____ Recorded information

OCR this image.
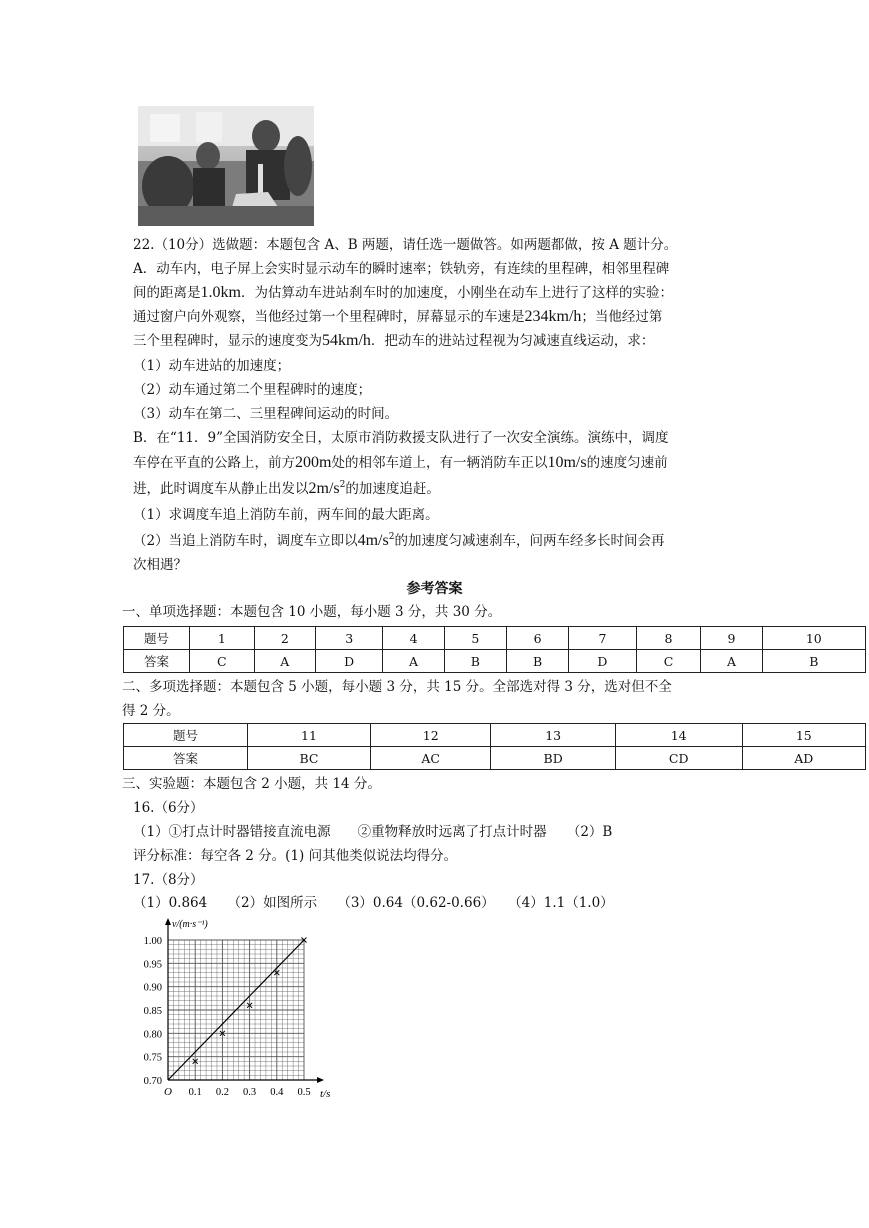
22.（10分）选做题：本题包含 A、B 两题，请任选一题做答。如两题都做，按 A 题计分。
A．动车内，电子屏上会实时显示动车的瞬时速率；铁轨旁，有连续的里程碑，相邻里程碑
间的距离是1.0km．为估算动车进站刹车时的加速度，小刚坐在动车上进行了这样的实验：
通过窗户向外观察，当他经过第一个里程碑时，屏幕显示的车速是234km/h；当他经过第
三个里程碑时，显示的速度变为54km/h．把动车的进站过程视为匀减速直线运动，求：
（1）动车进站的加速度；
（2）动车通过第二个里程碑时的速度；
（3）动车在第二、三里程碑间运动的时间。
B．在“11．9”全国消防安全日，太原市消防救援支队进行了一次安全演练。演练中，调度
车停在平直的公路上，前方200m处的相邻车道上，有一辆消防车正以10m/s的速度匀速前
进，此时调度车从静止出发以$2m/s^2$的加速度追赶。
（1）求调度车追上消防车前，两车间的最大距离。
（2）当追上消防车时，调度车立即以$4m/s^2$的加速度匀减速刹车，问两车经多长时间会再
次相遇？
参考答案
一、单项选择题：本题包含 10 小题，每小题 3 分，共 30 分。
题号	1	2	3	4	5	6	7	8	9	10
答案	C	A	D	A	B	B	D	C	A	B
二、多项选择题：本题包含 5 小题，每小题 3 分，共 15 分。全部选对得 3 分，选对但不全
得 2 分。
题号	11	12	13	14	15
答案	BC	AC	BD	CD	AD
三、实验题：本题包含 2 小题，共 14 分。
16.（6分）
（1）①打点计时器错接直流电源　　②重物释放时远离了打点计时器　　（2）B
评分标准：每空各 2 分。(1) 问其他类似说法均得分。
17.（8分）
（1）0.864　　（2）如图所示　　（3）0.64（0.62-0.66）　　（4）1.1（1.0）
v/(m·s⁻¹)
O	t/s
1.00
0.95
0.90
0.85
0.80
0.75
0.70
0.1 0.2 0.3 0.4 0.5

________

§ Aim of the task
Where a line above contains the string "本题包含", copy that line.

§ Result of the exercise
22.（10分）选做题：本题包含 A、B 两题，请任选一题做答。如两题都做，按 A 题计分。
一、单项选择题：本题包含 10 小题，每小题 3 分，共 30 分。
二、多项选择题：本题包含 5 小题，每小题 3 分，共 15 分。全部选对得 3 分，选对但不全
三、实验题：本题包含 2 小题，共 14 分。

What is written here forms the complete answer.